→ **Exercise description**:
Reproduce every one of the following rows verbatim, without alteration or omission.

→ **Stored records**:
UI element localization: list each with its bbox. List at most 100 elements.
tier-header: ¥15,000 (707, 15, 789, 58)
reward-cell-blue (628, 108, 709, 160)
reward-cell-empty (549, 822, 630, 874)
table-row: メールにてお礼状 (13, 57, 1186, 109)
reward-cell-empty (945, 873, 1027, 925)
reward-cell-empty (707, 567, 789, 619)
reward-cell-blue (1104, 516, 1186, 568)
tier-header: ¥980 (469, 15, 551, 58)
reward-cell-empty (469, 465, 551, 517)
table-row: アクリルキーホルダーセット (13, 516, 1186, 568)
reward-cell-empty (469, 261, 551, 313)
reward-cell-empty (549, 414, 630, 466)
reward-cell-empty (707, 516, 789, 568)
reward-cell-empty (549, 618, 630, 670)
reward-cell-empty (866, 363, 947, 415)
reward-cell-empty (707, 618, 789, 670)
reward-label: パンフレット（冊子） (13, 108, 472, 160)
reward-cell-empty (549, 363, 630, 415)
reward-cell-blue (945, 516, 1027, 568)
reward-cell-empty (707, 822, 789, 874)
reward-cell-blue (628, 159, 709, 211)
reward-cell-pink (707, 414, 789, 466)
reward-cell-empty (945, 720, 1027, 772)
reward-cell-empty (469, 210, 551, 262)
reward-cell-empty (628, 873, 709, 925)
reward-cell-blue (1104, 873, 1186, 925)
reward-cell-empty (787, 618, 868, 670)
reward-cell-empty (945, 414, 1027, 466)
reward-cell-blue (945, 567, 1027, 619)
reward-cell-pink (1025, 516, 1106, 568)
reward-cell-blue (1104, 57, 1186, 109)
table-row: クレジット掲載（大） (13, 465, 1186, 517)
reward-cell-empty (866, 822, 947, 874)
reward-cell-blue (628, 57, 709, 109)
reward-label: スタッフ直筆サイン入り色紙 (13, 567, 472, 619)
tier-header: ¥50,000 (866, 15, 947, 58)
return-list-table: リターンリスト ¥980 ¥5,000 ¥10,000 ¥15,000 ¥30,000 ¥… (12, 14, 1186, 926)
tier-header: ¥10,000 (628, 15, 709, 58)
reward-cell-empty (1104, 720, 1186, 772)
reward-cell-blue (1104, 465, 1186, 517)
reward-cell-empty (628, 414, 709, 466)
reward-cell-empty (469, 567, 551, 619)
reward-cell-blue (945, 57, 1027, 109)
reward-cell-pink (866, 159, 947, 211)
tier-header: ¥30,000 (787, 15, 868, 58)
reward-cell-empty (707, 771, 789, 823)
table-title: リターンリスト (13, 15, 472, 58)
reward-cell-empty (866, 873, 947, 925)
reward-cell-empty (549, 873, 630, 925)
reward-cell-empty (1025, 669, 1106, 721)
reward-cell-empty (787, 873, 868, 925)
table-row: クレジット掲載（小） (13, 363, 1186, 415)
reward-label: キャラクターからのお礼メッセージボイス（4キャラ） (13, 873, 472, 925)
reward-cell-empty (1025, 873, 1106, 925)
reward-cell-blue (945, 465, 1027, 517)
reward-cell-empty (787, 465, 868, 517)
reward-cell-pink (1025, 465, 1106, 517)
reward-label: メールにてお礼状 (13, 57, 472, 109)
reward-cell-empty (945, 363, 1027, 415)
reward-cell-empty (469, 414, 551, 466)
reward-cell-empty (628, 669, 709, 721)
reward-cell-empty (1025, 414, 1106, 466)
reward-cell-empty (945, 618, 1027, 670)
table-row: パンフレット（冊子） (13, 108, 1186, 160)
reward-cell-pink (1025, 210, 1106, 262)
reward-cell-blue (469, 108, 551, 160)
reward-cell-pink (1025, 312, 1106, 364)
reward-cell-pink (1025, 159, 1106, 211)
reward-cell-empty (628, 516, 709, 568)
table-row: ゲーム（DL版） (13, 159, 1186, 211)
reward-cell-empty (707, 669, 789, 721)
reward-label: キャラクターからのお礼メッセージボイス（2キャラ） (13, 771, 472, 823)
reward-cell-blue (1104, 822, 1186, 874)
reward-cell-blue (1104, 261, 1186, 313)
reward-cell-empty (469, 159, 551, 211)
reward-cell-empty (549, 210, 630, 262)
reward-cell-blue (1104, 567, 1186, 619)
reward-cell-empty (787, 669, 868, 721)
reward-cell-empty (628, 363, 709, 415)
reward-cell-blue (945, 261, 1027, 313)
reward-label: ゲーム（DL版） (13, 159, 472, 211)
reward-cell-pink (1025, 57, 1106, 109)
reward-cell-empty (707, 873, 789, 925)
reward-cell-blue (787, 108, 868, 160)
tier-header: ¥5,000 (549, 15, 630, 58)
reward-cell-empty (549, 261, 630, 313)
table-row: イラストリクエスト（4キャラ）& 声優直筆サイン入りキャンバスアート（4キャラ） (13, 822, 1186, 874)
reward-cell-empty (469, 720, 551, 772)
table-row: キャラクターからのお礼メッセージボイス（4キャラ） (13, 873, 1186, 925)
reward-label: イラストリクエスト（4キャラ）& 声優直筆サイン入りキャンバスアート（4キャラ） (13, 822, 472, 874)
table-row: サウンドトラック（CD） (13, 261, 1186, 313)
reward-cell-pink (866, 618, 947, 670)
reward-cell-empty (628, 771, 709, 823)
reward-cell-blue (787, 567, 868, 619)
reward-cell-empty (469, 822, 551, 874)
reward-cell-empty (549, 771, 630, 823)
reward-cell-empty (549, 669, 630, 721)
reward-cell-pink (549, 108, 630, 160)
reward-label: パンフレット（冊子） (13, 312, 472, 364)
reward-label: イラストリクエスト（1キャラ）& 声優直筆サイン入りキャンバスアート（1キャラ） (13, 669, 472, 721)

→ **Solution for this problem**:
UI element localization: list each with its bbox. List at most 100 elements.
tier-header: ¥15,000 (707, 15, 789, 58)
reward-cell-blue (628, 108, 709, 160)
reward-cell-empty (549, 822, 630, 874)
table-row: メールにてお礼状 (13, 57, 1186, 109)
reward-cell-empty (945, 873, 1027, 925)
reward-cell-empty (707, 567, 789, 619)
reward-cell-blue (1104, 516, 1186, 568)
tier-header: ¥980 (469, 15, 551, 58)
reward-cell-empty (469, 465, 551, 517)
table-row: アクリルキーホルダーセット (13, 516, 1186, 568)
reward-cell-empty (469, 261, 551, 313)
reward-cell-empty (549, 414, 630, 466)
reward-cell-empty (707, 516, 789, 568)
reward-cell-empty (549, 618, 630, 670)
reward-cell-empty (866, 363, 947, 415)
reward-cell-empty (707, 618, 789, 670)
reward-label: パンフレット（冊子） (13, 108, 472, 160)
reward-cell-empty (549, 363, 630, 415)
reward-cell-blue (945, 516, 1027, 568)
reward-cell-empty (707, 822, 789, 874)
reward-cell-blue (628, 159, 709, 211)
reward-cell-pink (707, 414, 789, 466)
reward-cell-empty (945, 720, 1027, 772)
reward-cell-empty (469, 210, 551, 262)
reward-cell-empty (628, 873, 709, 925)
reward-cell-blue (1104, 873, 1186, 925)
reward-cell-empty (787, 618, 868, 670)
reward-cell-empty (945, 414, 1027, 466)
reward-cell-blue (945, 567, 1027, 619)
reward-cell-pink (1025, 516, 1106, 568)
reward-cell-blue (1104, 57, 1186, 109)
table-row: クレジット掲載（大） (13, 465, 1186, 517)
reward-cell-empty (866, 822, 947, 874)
reward-cell-blue (628, 57, 709, 109)
reward-label: スタッフ直筆サイン入り色紙 (13, 567, 472, 619)
tier-header: ¥50,000 (866, 15, 947, 58)
return-list-table: リターンリスト ¥980 ¥5,000 ¥10,000 ¥15,000 ¥30,000 ¥… (12, 14, 1186, 926)
tier-header: ¥10,000 (628, 15, 709, 58)
reward-cell-empty (1104, 720, 1186, 772)
reward-cell-blue (1104, 465, 1186, 517)
reward-cell-empty (628, 414, 709, 466)
reward-cell-empty (469, 567, 551, 619)
reward-cell-blue (945, 57, 1027, 109)
reward-cell-pink (866, 159, 947, 211)
tier-header: ¥30,000 (787, 15, 868, 58)
reward-cell-empty (707, 771, 789, 823)
table-title: リターンリスト (13, 15, 472, 58)
reward-cell-empty (866, 873, 947, 925)
reward-cell-empty (549, 873, 630, 925)
reward-cell-empty (1025, 669, 1106, 721)
reward-cell-empty (787, 873, 868, 925)
table-row: クレジット掲載（小） (13, 363, 1186, 415)
reward-label: キャラクターからのお礼メッセージボイス（4キャラ） (13, 873, 472, 925)
reward-cell-empty (1025, 873, 1106, 925)
reward-cell-blue (945, 465, 1027, 517)
reward-cell-empty (787, 465, 868, 517)
reward-cell-pink (1025, 465, 1106, 517)
reward-label: メールにてお礼状 (13, 57, 472, 109)
reward-cell-empty (945, 363, 1027, 415)
reward-cell-empty (469, 414, 551, 466)
reward-cell-empty (628, 669, 709, 721)
reward-cell-empty (1025, 414, 1106, 466)
reward-cell-empty (945, 618, 1027, 670)
table-row: パンフレット（冊子） (13, 108, 1186, 160)
reward-cell-pink (1025, 210, 1106, 262)
reward-cell-blue (469, 108, 551, 160)
reward-cell-pink (1025, 312, 1106, 364)
reward-cell-pink (1025, 159, 1106, 211)
reward-cell-empty (628, 516, 709, 568)
table-row: ゲーム（DL版） (13, 159, 1186, 211)
reward-cell-empty (707, 669, 789, 721)
reward-label: キャラクターからのお礼メッセージボイス（2キャラ） (13, 771, 472, 823)
reward-cell-blue (1104, 822, 1186, 874)
reward-cell-blue (1104, 261, 1186, 313)
reward-cell-empty (469, 159, 551, 211)
reward-cell-empty (549, 210, 630, 262)
reward-cell-blue (1104, 567, 1186, 619)
reward-cell-empty (787, 669, 868, 721)
reward-cell-empty (628, 363, 709, 415)
reward-cell-blue (945, 261, 1027, 313)
reward-label: ゲーム（DL版） (13, 159, 472, 211)
reward-cell-pink (1025, 57, 1106, 109)
reward-cell-empty (707, 873, 789, 925)
reward-cell-blue (787, 108, 868, 160)
tier-header: ¥5,000 (549, 15, 630, 58)
reward-cell-empty (549, 261, 630, 313)
table-row: イラストリクエスト（4キャラ）& 声優直筆サイン入りキャンバスアート（4キャラ） (13, 822, 1186, 874)
reward-cell-empty (469, 720, 551, 772)
table-row: キャラクターからのお礼メッセージボイス（4キャラ） (13, 873, 1186, 925)
reward-label: イラストリクエスト（4キャラ）& 声優直筆サイン入りキャンバスアート（4キャラ） (13, 822, 472, 874)
table-row: サウンドトラック（CD） (13, 261, 1186, 313)
reward-cell-pink (866, 618, 947, 670)
reward-cell-empty (628, 771, 709, 823)
reward-cell-blue (787, 567, 868, 619)
reward-cell-empty (469, 822, 551, 874)
reward-cell-empty (549, 771, 630, 823)
reward-cell-empty (549, 669, 630, 721)
reward-cell-pink (549, 108, 630, 160)
reward-label: パンフレット（冊子） (13, 312, 472, 364)
reward-label: イラストリクエスト（1キャラ）& 声優直筆サイン入りキャンバスアート（1キャラ） (13, 669, 472, 721)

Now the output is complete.